SET EXERCISE.
Could you reproduce the material below line for line, leaving out the pictures?

Layout annotation records:
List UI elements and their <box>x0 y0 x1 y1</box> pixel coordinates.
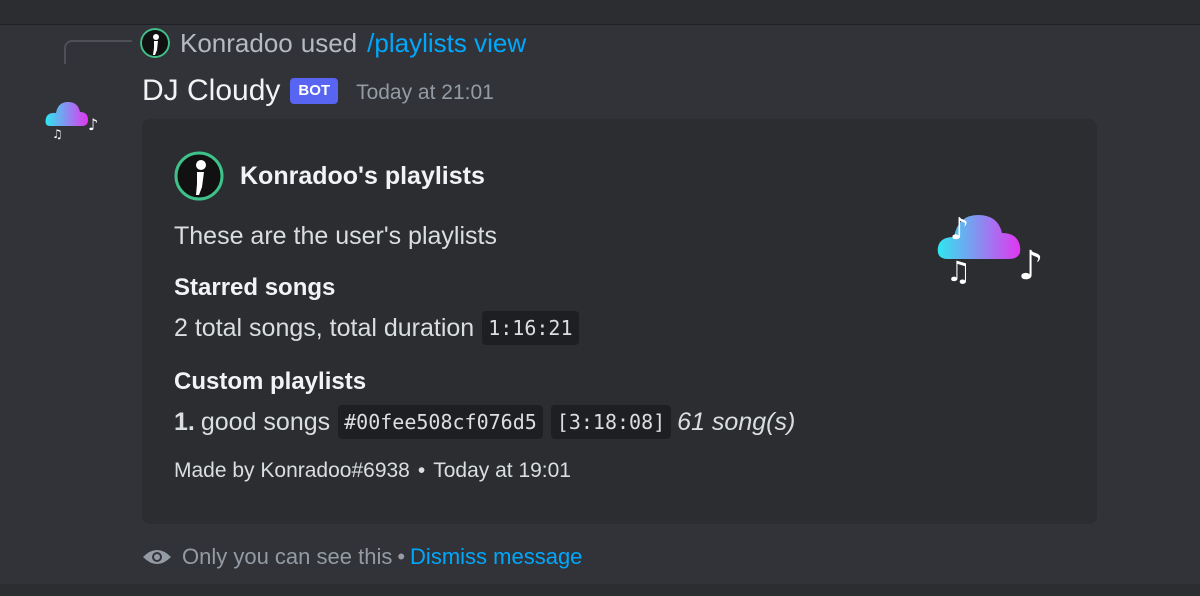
svg-text:♪: ♪ <box>950 212 969 247</box>
eye-icon <box>143 550 171 564</box>
field-name-custom: Custom playlists <box>174 368 367 395</box>
bot-username[interactable]: DJ Cloudy <box>142 74 280 108</box>
reply-connector <box>64 40 132 64</box>
field-name-starred: Starred songs <box>174 274 336 301</box>
playlist-id: #00fee508cf076d5 <box>338 405 543 439</box>
svg-text:♪: ♪ <box>88 115 98 134</box>
starred-duration: 1:16:21 <box>482 311 579 345</box>
starred-summary: 2 total songs, total duration <box>174 313 475 342</box>
footer-time: Today at 19:01 <box>433 459 571 482</box>
ephemeral-notice: Only you can see this • Dismiss message <box>142 544 582 570</box>
embed-footer: Made by Konradoo#6938 • Today at 19:01 <box>174 459 571 483</box>
playlist-number: 1. <box>174 407 195 436</box>
playlist-name: good songs <box>200 407 331 436</box>
command-reply-context[interactable]: Konradoo used /playlists view <box>140 27 526 59</box>
bot-badge: BOT <box>290 78 339 104</box>
ephemeral-text: Only you can see this <box>182 544 393 569</box>
playlist-list-item: 1. good songs #00fee508cf076d5 [3:18:08]… <box>174 405 795 439</box>
message-header: DJ Cloudy BOT Today at 21:01 <box>142 74 494 108</box>
bottom-bar <box>0 584 1200 596</box>
embed-author-name: Konradoo's playlists <box>240 161 485 190</box>
cloud-music-icon[interactable]: ♪ ♪ ♫ <box>932 191 1062 291</box>
user-avatar-icon[interactable] <box>140 28 170 58</box>
playlist-song-count: 61 song(s) <box>677 407 796 436</box>
dismiss-message-link[interactable]: Dismiss message <box>410 544 582 570</box>
reply-used-text: used <box>300 27 358 58</box>
top-bar <box>0 0 1200 25</box>
embed-card: Konradoo's playlists ♪ ♪ ♫ These are the… <box>142 119 1097 524</box>
svg-text:♪: ♪ <box>1018 243 1044 289</box>
command-link[interactable]: /playlists view <box>367 28 526 59</box>
playlist-duration: [3:18:08] <box>550 405 672 439</box>
user-avatar-icon <box>174 151 224 201</box>
field-value-starred: 2 total songs, total duration 1:16:21 <box>174 311 579 345</box>
footer-text: Made by Konradoo#6938 <box>174 459 410 482</box>
cloud-music-icon[interactable]: ♪ ♫ <box>44 96 104 140</box>
reply-username[interactable]: Konradoo <box>180 28 293 59</box>
embed-author: Konradoo's playlists <box>174 151 485 201</box>
svg-text:♫: ♫ <box>946 255 971 288</box>
embed-description: These are the user's playlists <box>174 222 497 250</box>
ephemeral-separator: • <box>397 544 406 569</box>
svg-text:♫: ♫ <box>52 127 63 140</box>
message-timestamp[interactable]: Today at 21:01 <box>356 81 494 105</box>
footer-separator: • <box>417 459 426 482</box>
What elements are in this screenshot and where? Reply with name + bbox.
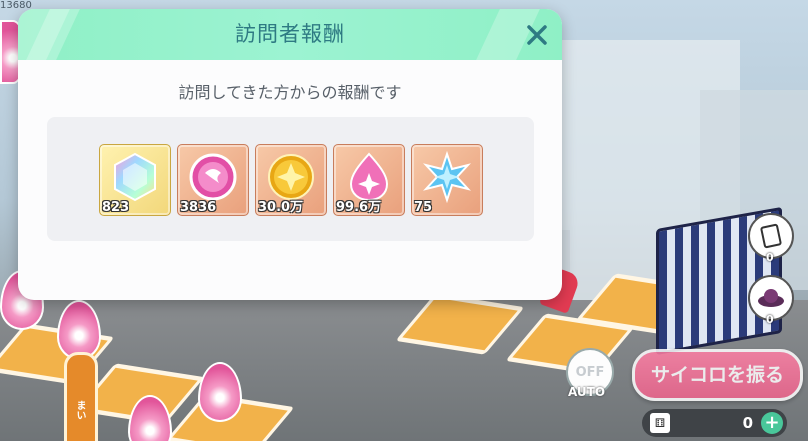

WRITTEN RESPONSE.
List UI elements and their <box>x0 y0 x1 y1</box> pixel coordinates.
svg-text:♪: ♪ <box>950 212 969 247</box>
eye-icon <box>143 550 171 564</box>
field-name-custom: Custom playlists <box>174 368 367 395</box>
bot-username[interactable]: DJ Cloudy <box>142 74 280 108</box>
reply-connector <box>64 40 132 64</box>
field-name-starred: Starred songs <box>174 274 336 301</box>
playlist-id: #00fee508cf076d5 <box>338 405 543 439</box>
svg-text:♪: ♪ <box>88 115 98 134</box>
starred-duration: 1:16:21 <box>482 311 579 345</box>
starred-summary: 2 total songs, total duration <box>174 313 475 342</box>
footer-time: Today at 19:01 <box>433 459 571 482</box>
ephemeral-notice: Only you can see this • Dismiss message <box>142 544 582 570</box>
embed-footer: Made by Konradoo#6938 • Today at 19:01 <box>174 459 571 483</box>
playlist-number: 1. <box>174 407 195 436</box>
playlist-name: good songs <box>200 407 331 436</box>
command-reply-context[interactable]: Konradoo used /playlists view <box>140 27 526 59</box>
bot-badge: BOT <box>290 78 339 104</box>
ephemeral-text: Only you can see this <box>182 544 393 569</box>
playlist-list-item: 1. good songs #00fee508cf076d5 [3:18:08]… <box>174 405 795 439</box>
message-header: DJ Cloudy BOT Today at 21:01 <box>142 74 494 108</box>
bottom-bar <box>0 584 1200 596</box>
embed-author-name: Konradoo's playlists <box>240 161 485 190</box>
cloud-music-icon[interactable]: ♪ ♪ ♫ <box>932 191 1062 291</box>
user-avatar-icon[interactable] <box>140 28 170 58</box>
playlist-song-count: 61 song(s) <box>677 407 796 436</box>
dismiss-message-link[interactable]: Dismiss message <box>410 544 582 570</box>
reply-used-text: used <box>300 27 358 58</box>
top-bar <box>0 0 1200 25</box>
embed-card: Konradoo's playlists ♪ ♪ ♫ These are the… <box>142 119 1097 524</box>
svg-text:♪: ♪ <box>1018 243 1044 289</box>
command-link[interactable]: /playlists view <box>367 28 526 59</box>
playlist-duration: [3:18:08] <box>550 405 672 439</box>
user-avatar-icon <box>174 151 224 201</box>
field-value-starred: 2 total songs, total duration 1:16:21 <box>174 311 579 345</box>
footer-text: Made by Konradoo#6938 <box>174 459 410 482</box>
cloud-music-icon[interactable]: ♪ ♫ <box>44 96 104 140</box>
reply-username[interactable]: Konradoo <box>180 28 293 59</box>
embed-author: Konradoo's playlists <box>174 151 485 201</box>
svg-text:♫: ♫ <box>946 255 971 288</box>
embed-description: These are the user's playlists <box>174 222 497 250</box>
ephemeral-separator: • <box>397 544 406 569</box>
svg-text:♫: ♫ <box>52 127 63 140</box>
message-timestamp[interactable]: Today at 21:01 <box>356 81 494 105</box>
footer-separator: • <box>417 459 426 482</box>
What elements are in this screenshot and where? Reply with name + bbox.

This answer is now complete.